PROBLEM DESCRIPTION –
Quote each line of the material verbatim, without the pictures.

[Data listing]

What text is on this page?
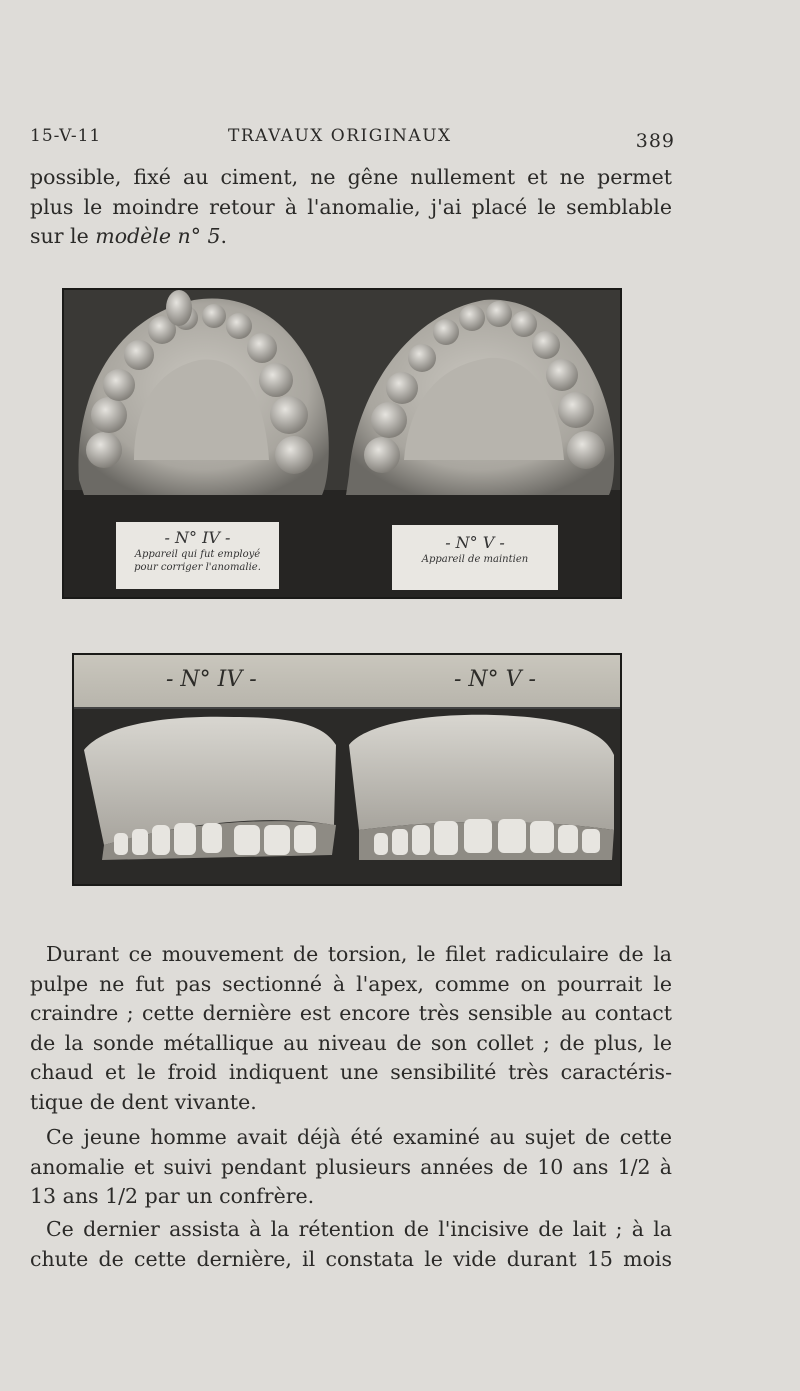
15-V-11	TRAVAUX ORIGINAUX	389
possible, fixé au ciment, ne gêne nullement et ne permet
plus le moindre retour à l'anomalie, j'ai placé le semblable
sur le modèle n° 5.
- N° IV -
Appareil qui fut employé
pour corriger l'anomalie.
- N° V -
Appareil de maintien
- N° IV -	- N° V -
Durant ce mouvement de torsion, le filet radiculaire de la
pulpe ne fut pas sectionné à l'apex, comme on pourrait le
craindre ; cette dernière est encore très sensible au contact
de la sonde métallique au niveau de son collet ; de plus, le
chaud et le froid indiquent une sensibilité très caractéris-
tique de dent vivante.
Ce jeune homme avait déjà été examiné au sujet de cette
anomalie et suivi pendant plusieurs années de 10 ans 1/2 à
13 ans 1/2 par un confrère.
Ce dernier assista à la rétention de l'incisive de lait ; à la
chute de cette dernière, il constata le vide durant 15 mois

SOLUTION TO THIS PROBLEM –
What text is on this page?
15-V-11	TRAVAUX ORIGINAUX	389
possible, fixé au ciment, ne gêne nullement et ne permet
plus le moindre retour à l'anomalie, j'ai placé le semblable
sur le modèle n° 5.
- N° IV -
Appareil qui fut employé
pour corriger l'anomalie.
- N° V -
Appareil de maintien
- N° IV -	- N° V -
Durant ce mouvement de torsion, le filet radiculaire de la
pulpe ne fut pas sectionné à l'apex, comme on pourrait le
craindre ; cette dernière est encore très sensible au contact
de la sonde métallique au niveau de son collet ; de plus, le
chaud et le froid indiquent une sensibilité très caractéris-
tique de dent vivante.
Ce jeune homme avait déjà été examiné au sujet de cette
anomalie et suivi pendant plusieurs années de 10 ans 1/2 à
13 ans 1/2 par un confrère.
Ce dernier assista à la rétention de l'incisive de lait ; à la
chute de cette dernière, il constata le vide durant 15 mois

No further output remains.